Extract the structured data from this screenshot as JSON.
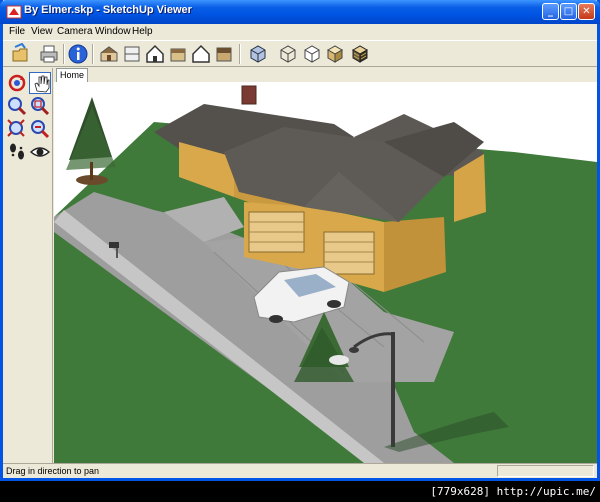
{
  "window": {
    "title": "By Elmer.skp - SketchUp Viewer",
    "minimize_glyph": "_",
    "maximize_glyph": "□",
    "close_glyph": "✕"
  },
  "menu": {
    "items": [
      "File",
      "View",
      "Camera",
      "Window",
      "Help"
    ]
  },
  "toolbar": {
    "icons": [
      "open-file-icon",
      "print-icon",
      "model-info-icon",
      "iso-view-icon",
      "top-view-icon",
      "front-view-icon",
      "right-view-icon",
      "back-view-icon",
      "left-view-icon",
      "xray-style-icon",
      "wireframe-style-icon",
      "hidden-line-style-icon",
      "shaded-style-icon",
      "shaded-texture-style-icon"
    ]
  },
  "sidebar": {
    "icons": [
      "orbit-icon",
      "pan-icon",
      "zoom-icon",
      "zoom-window-icon",
      "zoom-extents-icon",
      "previous-view-icon",
      "walk-icon",
      "look-around-icon"
    ],
    "active": "pan-icon"
  },
  "scene_tabs": {
    "items": [
      "Home"
    ]
  },
  "status": {
    "text": "Drag in direction to pan"
  },
  "watermark": {
    "text": "[779x628] http://upic.me/"
  },
  "colors": {
    "grass": "#3f7a3a",
    "concrete": "#a8a8a8",
    "roof": "#5a5550",
    "wall": "#d9a94a",
    "titlebar": "#0054e3"
  }
}
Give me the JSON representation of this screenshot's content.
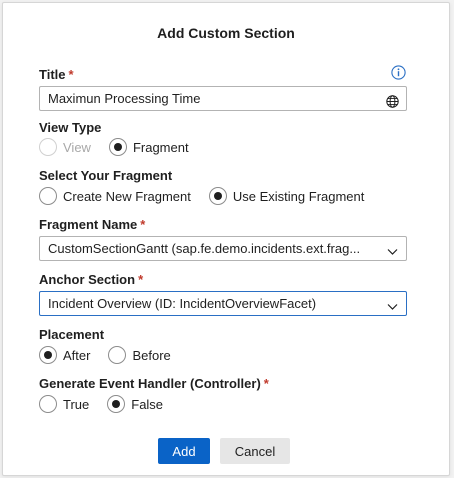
{
  "dialog": {
    "title": "Add Custom Section"
  },
  "title_field": {
    "label": "Title",
    "required_mark": "*",
    "value": "Maximun Processing Time"
  },
  "view_type": {
    "label": "View Type",
    "options": [
      "View",
      "Fragment"
    ],
    "selected": "Fragment"
  },
  "fragment_select": {
    "label": "Select Your Fragment",
    "options": [
      "Create New Fragment",
      "Use Existing Fragment"
    ],
    "selected": "Use Existing Fragment"
  },
  "fragment_name": {
    "label": "Fragment Name",
    "required_mark": "*",
    "value": "CustomSectionGantt (sap.fe.demo.incidents.ext.frag..."
  },
  "anchor_section": {
    "label": "Anchor Section",
    "required_mark": "*",
    "value": "Incident Overview (ID: IncidentOverviewFacet)"
  },
  "placement": {
    "label": "Placement",
    "options": [
      "After",
      "Before"
    ],
    "selected": "After"
  },
  "event_handler": {
    "label": "Generate Event Handler (Controller)",
    "required_mark": "*",
    "options": [
      "True",
      "False"
    ],
    "selected": "False"
  },
  "buttons": {
    "add": "Add",
    "cancel": "Cancel"
  },
  "colors": {
    "primary": "#0a63c7",
    "required": "#c0392b",
    "focus_border": "#2a6fc4"
  },
  "icons": {
    "info": "info-icon",
    "translate": "globe-icon",
    "dropdown": "chevron-down-icon"
  }
}
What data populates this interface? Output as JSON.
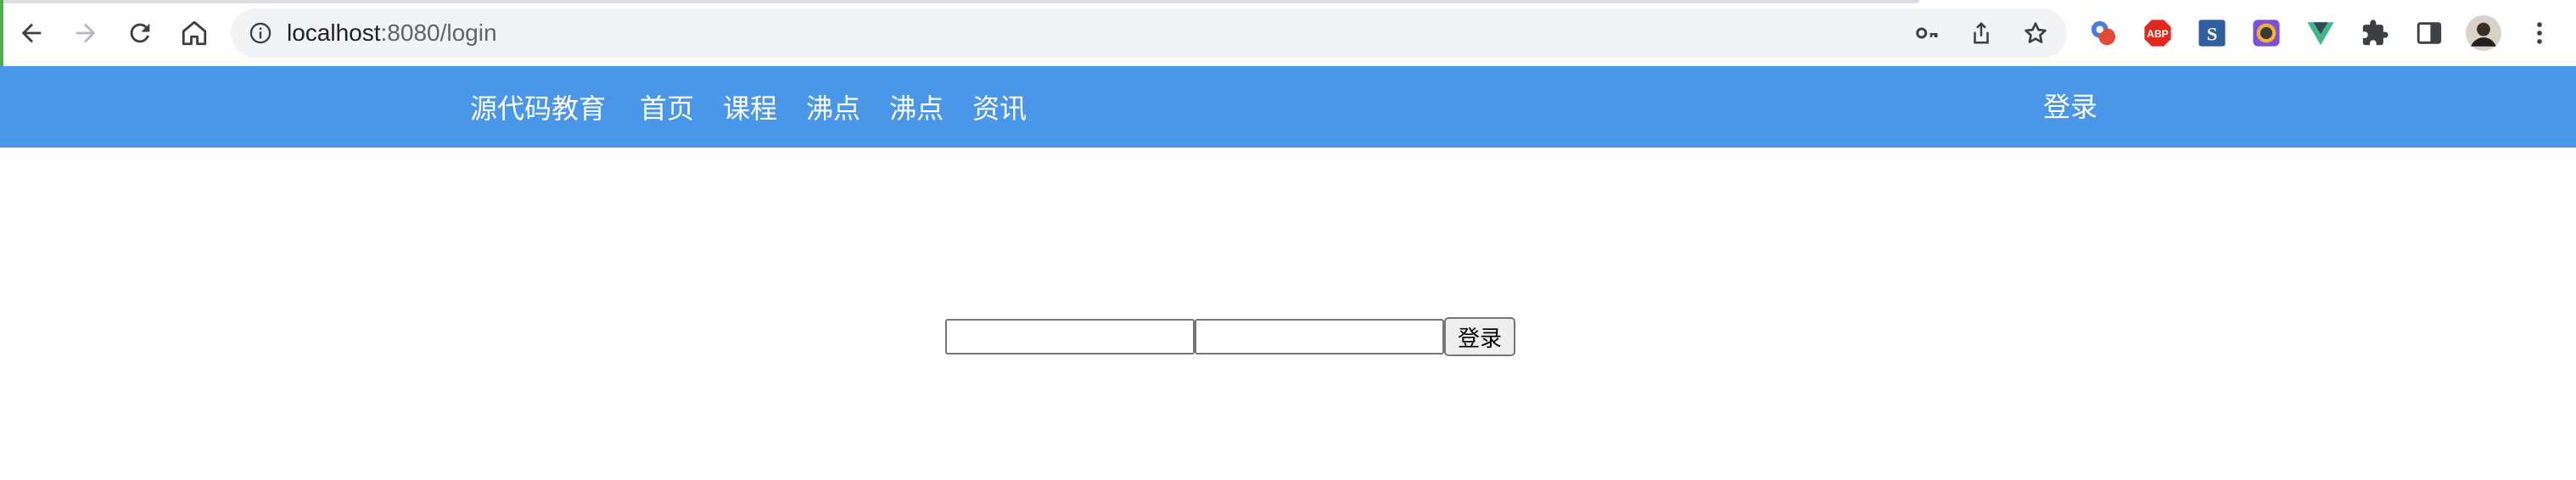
※
* Exercise objective
Omit every picture, then repeat the remaining data exactly as it appears above.

* Response to the task
Extract the structured data from this screenshot as JSON.
{
  "window": {
    "title": "By Elmer.skp - SketchUp Viewer",
    "minimize_glyph": "_",
    "maximize_glyph": "□",
    "close_glyph": "✕"
  },
  "menu": {
    "items": [
      "File",
      "View",
      "Camera",
      "Window",
      "Help"
    ]
  },
  "toolbar": {
    "icons": [
      "open-file-icon",
      "print-icon",
      "model-info-icon",
      "iso-view-icon",
      "top-view-icon",
      "front-view-icon",
      "right-view-icon",
      "back-view-icon",
      "left-view-icon",
      "xray-style-icon",
      "wireframe-style-icon",
      "hidden-line-style-icon",
      "shaded-style-icon",
      "shaded-texture-style-icon"
    ]
  },
  "sidebar": {
    "icons": [
      "orbit-icon",
      "pan-icon",
      "zoom-icon",
      "zoom-window-icon",
      "zoom-extents-icon",
      "previous-view-icon",
      "walk-icon",
      "look-around-icon"
    ],
    "active": "pan-icon"
  },
  "scene_tabs": {
    "items": [
      "Home"
    ]
  },
  "status": {
    "text": "Drag in direction to pan"
  },
  "watermark": {
    "text": "[779x628] http://upic.me/"
  },
  "colors": {
    "grass": "#3f7a3a",
    "concrete": "#a8a8a8",
    "roof": "#5a5550",
    "wall": "#d9a94a",
    "titlebar": "#0054e3"
  }
}
Give me the JSON representation of this screenshot's content.
{
  "dialog": {
    "title": "Add Custom Section"
  },
  "title_field": {
    "label": "Title",
    "required_mark": "*",
    "value": "Maximun Processing Time"
  },
  "view_type": {
    "label": "View Type",
    "options": [
      "View",
      "Fragment"
    ],
    "selected": "Fragment"
  },
  "fragment_select": {
    "label": "Select Your Fragment",
    "options": [
      "Create New Fragment",
      "Use Existing Fragment"
    ],
    "selected": "Use Existing Fragment"
  },
  "fragment_name": {
    "label": "Fragment Name",
    "required_mark": "*",
    "value": "CustomSectionGantt (sap.fe.demo.incidents.ext.frag..."
  },
  "anchor_section": {
    "label": "Anchor Section",
    "required_mark": "*",
    "value": "Incident Overview (ID: IncidentOverviewFacet)"
  },
  "placement": {
    "label": "Placement",
    "options": [
      "After",
      "Before"
    ],
    "selected": "After"
  },
  "event_handler": {
    "label": "Generate Event Handler (Controller)",
    "required_mark": "*",
    "options": [
      "True",
      "False"
    ],
    "selected": "False"
  },
  "buttons": {
    "add": "Add",
    "cancel": "Cancel"
  },
  "colors": {
    "primary": "#0a63c7",
    "required": "#c0392b",
    "focus_border": "#2a6fc4"
  },
  "icons": {
    "info": "info-icon",
    "translate": "globe-icon",
    "dropdown": "chevron-down-icon"
  }
}
What data populates this interface? Output as JSON.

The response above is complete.